- Task instructions: Output every line of the material exactly, omitting images.

-- Start --

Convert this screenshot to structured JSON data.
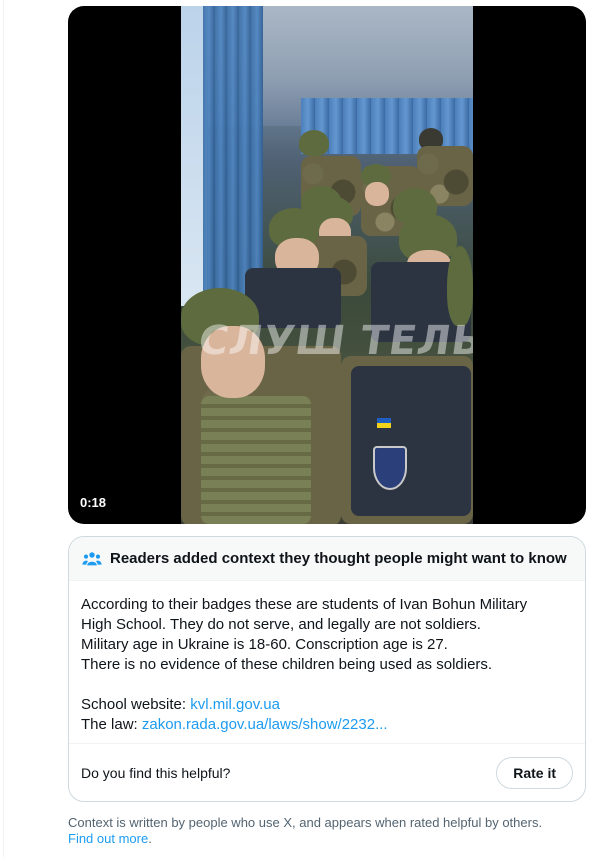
{
  "video": {
    "timestamp": "0:18",
    "watermark_text": "СЛУШ ТЕЛЬ"
  },
  "note": {
    "header_icon": "people-icon",
    "header_title": "Readers added context they thought people might want to know",
    "body_lines": [
      "According to their badges these are students of Ivan Bohun Military",
      "High School. They do not serve, and legally are not soldiers.",
      "Military age in Ukraine is 18-60. Conscription age is 27.",
      "There is no evidence of these children being used as soldiers."
    ],
    "school_label": "School website: ",
    "school_link": "kvl.mil.gov.ua",
    "law_label": "The law: ",
    "law_link": "zakon.rada.gov.ua/laws/show/2232...",
    "helpful_question": "Do you find this helpful?",
    "rate_button": "Rate it"
  },
  "disclaimer": {
    "text": "Context is written by people who use X, and appears when rated helpful by others.",
    "link": "Find out more",
    "suffix": "."
  },
  "colors": {
    "accent": "#1d9bf0",
    "text_primary": "#0f1419",
    "text_secondary": "#536471",
    "border": "#cfd9de"
  }
}
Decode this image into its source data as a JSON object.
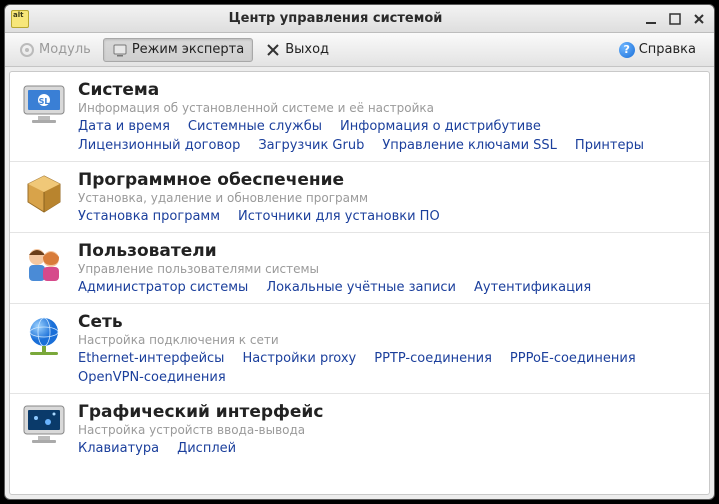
{
  "window": {
    "title": "Центр управления системой"
  },
  "toolbar": {
    "module": "Модуль",
    "expert_mode": "Режим эксперта",
    "exit": "Выход",
    "help": "Справка"
  },
  "sections": [
    {
      "title": "Система",
      "desc": "Информация об установленной системе и её настройка",
      "links": [
        "Дата и время",
        "Системные службы",
        "Информация о дистрибутиве",
        "Лицензионный договор",
        "Загрузчик Grub",
        "Управление ключами SSL",
        "Принтеры"
      ]
    },
    {
      "title": "Программное обеспечение",
      "desc": "Установка, удаление и обновление программ",
      "links": [
        "Установка программ",
        "Источники для установки ПО"
      ]
    },
    {
      "title": "Пользователи",
      "desc": "Управление пользователями системы",
      "links": [
        "Администратор системы",
        "Локальные учётные записи",
        "Аутентификация"
      ]
    },
    {
      "title": "Сеть",
      "desc": "Настройка подключения к сети",
      "links": [
        "Ethernet-интерфейсы",
        "Настройки proxy",
        "PPTP-соединения",
        "PPPoE-соединения",
        "OpenVPN-соединения"
      ]
    },
    {
      "title": "Графический интерфейс",
      "desc": "Настройка устройств ввода-вывода",
      "links": [
        "Клавиатура",
        "Дисплей"
      ]
    }
  ]
}
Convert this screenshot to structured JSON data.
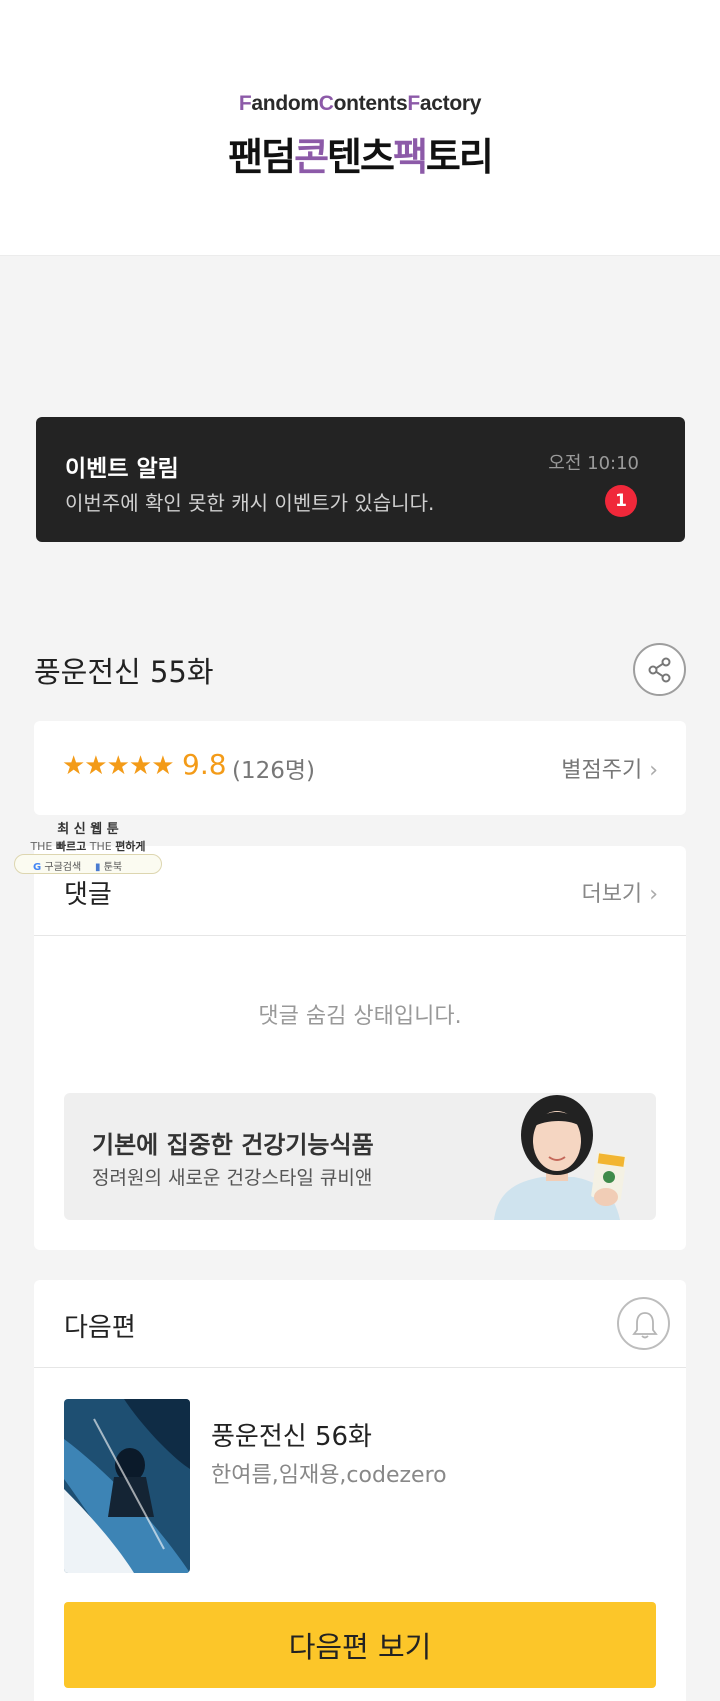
{
  "header": {
    "logo_en": [
      "F",
      "andom",
      "C",
      "ontents",
      "F",
      "actory"
    ],
    "logo_ko": [
      "팬덤",
      "콘",
      "텐츠",
      "팩",
      "토리"
    ]
  },
  "event": {
    "title": "이벤트 알림",
    "message": "이번주에 확인 못한 캐시 이벤트가 있습니다.",
    "time": "오전 10:10",
    "badge": "1"
  },
  "episode": {
    "title": "풍운전신 55화",
    "share_icon": "share-icon"
  },
  "rating": {
    "stars": "★★★★★",
    "score": "9.8",
    "count": "(126명)",
    "rate_label": "별점주기",
    "chevron": "›",
    "star_color": "#f39b18"
  },
  "floating_ad": {
    "line1": "최 신 웹 툰",
    "line2_a": "THE ",
    "line2_b": "빠르고",
    "line2_c": " THE ",
    "line2_d": "편하게",
    "google_label": "구글검색",
    "toonbook_label": "툰북"
  },
  "comments": {
    "label": "댓글",
    "more_label": "더보기",
    "chevron": "›",
    "hidden_message": "댓글 숨김 상태입니다."
  },
  "ad": {
    "headline": "기본에 집중한 건강기능식품",
    "sub": "정려원의 새로운 건강스타일 큐비앤"
  },
  "next": {
    "label": "다음편",
    "bell_icon": "bell-icon",
    "title": "풍운전신 56화",
    "authors": "한여름,임재용,codezero",
    "button_label": "다음편 보기",
    "button_color": "#fcc629"
  },
  "colors": {
    "brand_purple": "#8c5aa8",
    "event_bg": "#232323",
    "badge_red": "#f0283a"
  }
}
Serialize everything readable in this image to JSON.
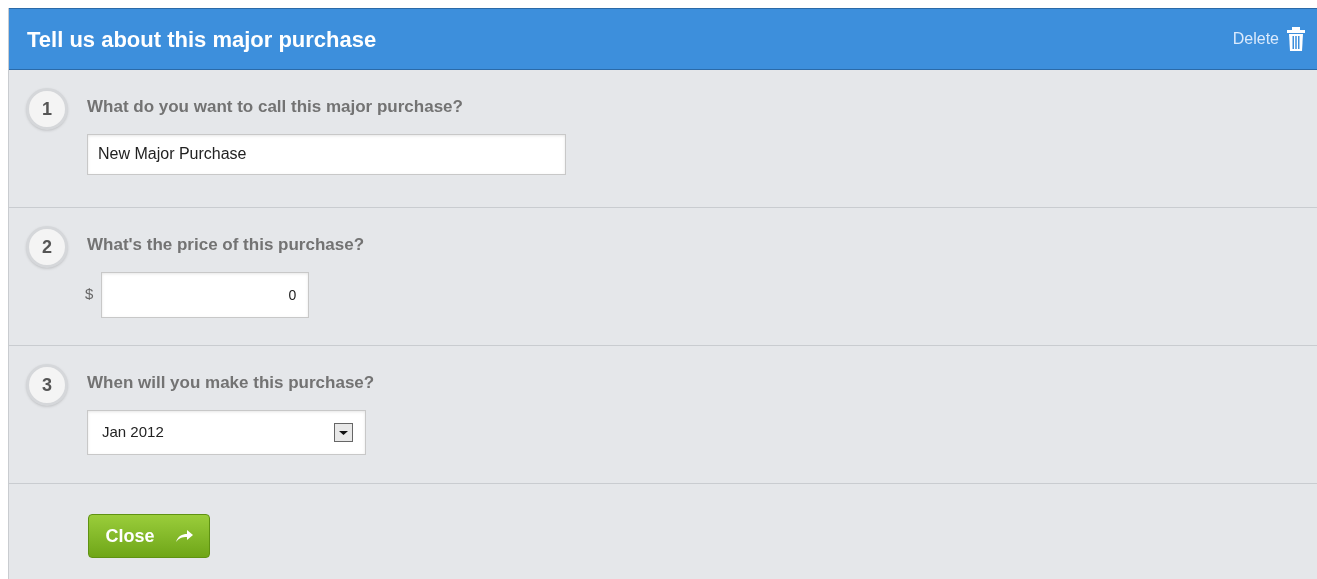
{
  "header": {
    "title": "Tell us about this major purchase",
    "delete_label": "Delete"
  },
  "steps": [
    {
      "kind": "text",
      "number": "1",
      "question": "What do you want to call this major purchase?",
      "value": "New Major Purchase"
    },
    {
      "kind": "currency",
      "number": "2",
      "question": "What's the price of this purchase?",
      "prefix": "$",
      "value": "0"
    },
    {
      "kind": "select",
      "number": "3",
      "question": "When will you make this purchase?",
      "value": "Jan 2012"
    }
  ],
  "close_button": "Close"
}
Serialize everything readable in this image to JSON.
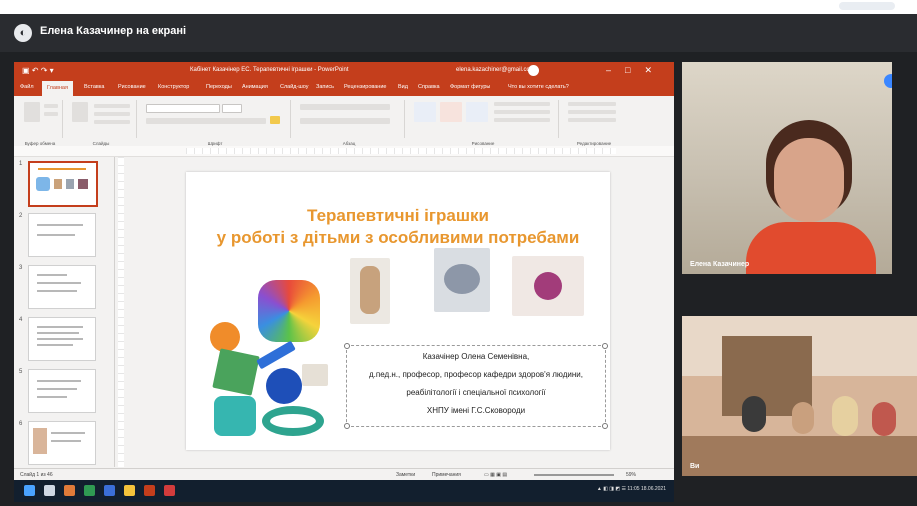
{
  "meet": {
    "presenter_banner": "Елена Казачинер на екрані",
    "presenter_tile_name": "Елена Казачинер",
    "group_tile_name": "Ви"
  },
  "ppt": {
    "window_title": "Кабінет Казачінер ЕС. Терапевтичні іграшки - PowerPoint",
    "account": "elena.kazachiner@gmail.com",
    "tabs": [
      "Файл",
      "Главная",
      "Вставка",
      "Рисование",
      "Конструктор",
      "Переходы",
      "Анимация",
      "Слайд-шоу",
      "Запись",
      "Рецензирование",
      "Вид",
      "Справка",
      "Формат фигуры",
      "Что вы хотите сделать?"
    ],
    "ribbon_groups": [
      "Буфер обмена",
      "Слайды",
      "Шрифт",
      "Абзац",
      "Рисование",
      "Редактирование"
    ],
    "slide_numbers": [
      "1",
      "2",
      "3",
      "4",
      "5",
      "6"
    ],
    "slide": {
      "title_line1": "Терапевтичні іграшки",
      "title_line2": "у роботі з дітьми з особливими потребами",
      "author_lines": [
        "Казачінер Олена Семенівна,",
        "д.пед.н., професор, професор кафедри здоров'я людини,",
        "реабілітології і спеціальної психології",
        "ХНПУ імені Г.С.Сковороди"
      ]
    },
    "status": {
      "left": "Слайд 1 из 46",
      "notes": "Заметки",
      "comments": "Примечания",
      "zoom": "59%"
    }
  },
  "taskbar": {
    "time": "11:05",
    "date": "18.06.2021"
  },
  "colors": {
    "ppt_accent": "#c43e1c",
    "title_orange": "#e8972f",
    "meet_bg": "#1f2124"
  }
}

-- End --

- Answer to the problem:
Convert this screenshot to structured JSON data.
{
  "video": {
    "timestamp": "0:18",
    "watermark_text": "СЛУШ ТЕЛЬ"
  },
  "note": {
    "header_icon": "people-icon",
    "header_title": "Readers added context they thought people might want to know",
    "body_lines": [
      "According to their badges these are students of Ivan Bohun Military",
      "High School. They do not serve, and legally are not soldiers.",
      "Military age in Ukraine is 18-60. Conscription age is 27.",
      "There is no evidence of these children being used as soldiers."
    ],
    "school_label": "School website: ",
    "school_link": "kvl.mil.gov.ua",
    "law_label": "The law: ",
    "law_link": "zakon.rada.gov.ua/laws/show/2232...",
    "helpful_question": "Do you find this helpful?",
    "rate_button": "Rate it"
  },
  "disclaimer": {
    "text": "Context is written by people who use X, and appears when rated helpful by others.",
    "link": "Find out more",
    "suffix": "."
  },
  "colors": {
    "accent": "#1d9bf0",
    "text_primary": "#0f1419",
    "text_secondary": "#536471",
    "border": "#cfd9de"
  }
}
Decode this image into its source data as a JSON object.
{
  "window": {
    "title": "Центр управления системой"
  },
  "toolbar": {
    "module": "Модуль",
    "expert_mode": "Режим эксперта",
    "exit": "Выход",
    "help": "Справка"
  },
  "sections": [
    {
      "title": "Система",
      "desc": "Информация об установленной системе и её настройка",
      "links": [
        "Дата и время",
        "Системные службы",
        "Информация о дистрибутиве",
        "Лицензионный договор",
        "Загрузчик Grub",
        "Управление ключами SSL",
        "Принтеры"
      ]
    },
    {
      "title": "Программное обеспечение",
      "desc": "Установка, удаление и обновление программ",
      "links": [
        "Установка программ",
        "Источники для установки ПО"
      ]
    },
    {
      "title": "Пользователи",
      "desc": "Управление пользователями системы",
      "links": [
        "Администратор системы",
        "Локальные учётные записи",
        "Аутентификация"
      ]
    },
    {
      "title": "Сеть",
      "desc": "Настройка подключения к сети",
      "links": [
        "Ethernet-интерфейсы",
        "Настройки proxy",
        "PPTP-соединения",
        "PPPoE-соединения",
        "OpenVPN-соединения"
      ]
    },
    {
      "title": "Графический интерфейс",
      "desc": "Настройка устройств ввода-вывода",
      "links": [
        "Клавиатура",
        "Дисплей"
      ]
    }
  ]
}
Convert this screenshot to structured JSON data.
{
  "header": {
    "logo_en": [
      "F",
      "andom",
      "C",
      "ontents",
      "F",
      "actory"
    ],
    "logo_ko": [
      "팬덤",
      "콘",
      "텐츠",
      "팩",
      "토리"
    ]
  },
  "event": {
    "title": "이벤트 알림",
    "message": "이번주에 확인 못한 캐시 이벤트가 있습니다.",
    "time": "오전 10:10",
    "badge": "1"
  },
  "episode": {
    "title": "풍운전신 55화",
    "share_icon": "share-icon"
  },
  "rating": {
    "stars": "★★★★★",
    "score": "9.8",
    "count": "(126명)",
    "rate_label": "별점주기",
    "chevron": "›",
    "star_color": "#f39b18"
  },
  "floating_ad": {
    "line1": "최 신 웹 툰",
    "line2_a": "THE ",
    "line2_b": "빠르고",
    "line2_c": " THE ",
    "line2_d": "편하게",
    "google_label": "구글검색",
    "toonbook_label": "툰북"
  },
  "comments": {
    "label": "댓글",
    "more_label": "더보기",
    "chevron": "›",
    "hidden_message": "댓글 숨김 상태입니다."
  },
  "ad": {
    "headline": "기본에 집중한 건강기능식품",
    "sub": "정려원의 새로운 건강스타일 큐비앤"
  },
  "next": {
    "label": "다음편",
    "bell_icon": "bell-icon",
    "title": "풍운전신 56화",
    "authors": "한여름,임재용,codezero",
    "button_label": "다음편 보기",
    "button_color": "#fcc629"
  },
  "colors": {
    "brand_purple": "#8c5aa8",
    "event_bg": "#232323",
    "badge_red": "#f0283a"
  }
}
Serialize everything readable in this image to JSON.
{
  "header": {
    "title": "Tell us about this major purchase",
    "delete_label": "Delete"
  },
  "steps": [
    {
      "kind": "text",
      "number": "1",
      "question": "What do you want to call this major purchase?",
      "value": "New Major Purchase"
    },
    {
      "kind": "currency",
      "number": "2",
      "question": "What's the price of this purchase?",
      "prefix": "$",
      "value": "0"
    },
    {
      "kind": "select",
      "number": "3",
      "question": "When will you make this purchase?",
      "value": "Jan 2012"
    }
  ],
  "close_button": "Close"
}
Serialize everything readable in this image to JSON.
{
  "meet": {
    "presenter_banner": "Елена Казачинер на екрані",
    "presenter_tile_name": "Елена Казачинер",
    "group_tile_name": "Ви"
  },
  "ppt": {
    "window_title": "Кабінет Казачінер ЕС. Терапевтичні іграшки - PowerPoint",
    "account": "elena.kazachiner@gmail.com",
    "tabs": [
      "Файл",
      "Главная",
      "Вставка",
      "Рисование",
      "Конструктор",
      "Переходы",
      "Анимация",
      "Слайд-шоу",
      "Запись",
      "Рецензирование",
      "Вид",
      "Справка",
      "Формат фигуры",
      "Что вы хотите сделать?"
    ],
    "ribbon_groups": [
      "Буфер обмена",
      "Слайды",
      "Шрифт",
      "Абзац",
      "Рисование",
      "Редактирование"
    ],
    "slide_numbers": [
      "1",
      "2",
      "3",
      "4",
      "5",
      "6"
    ],
    "slide": {
      "title_line1": "Терапевтичні іграшки",
      "title_line2": "у роботі з дітьми з особливими потребами",
      "author_lines": [
        "Казачінер Олена Семенівна,",
        "д.пед.н., професор, професор кафедри здоров'я людини,",
        "реабілітології і спеціальної психології",
        "ХНПУ імені Г.С.Сковороди"
      ]
    },
    "status": {
      "left": "Слайд 1 из 46",
      "notes": "Заметки",
      "comments": "Примечания",
      "zoom": "59%"
    }
  },
  "taskbar": {
    "time": "11:05",
    "date": "18.06.2021"
  },
  "colors": {
    "ppt_accent": "#c43e1c",
    "title_orange": "#e8972f",
    "meet_bg": "#1f2124"
  }
}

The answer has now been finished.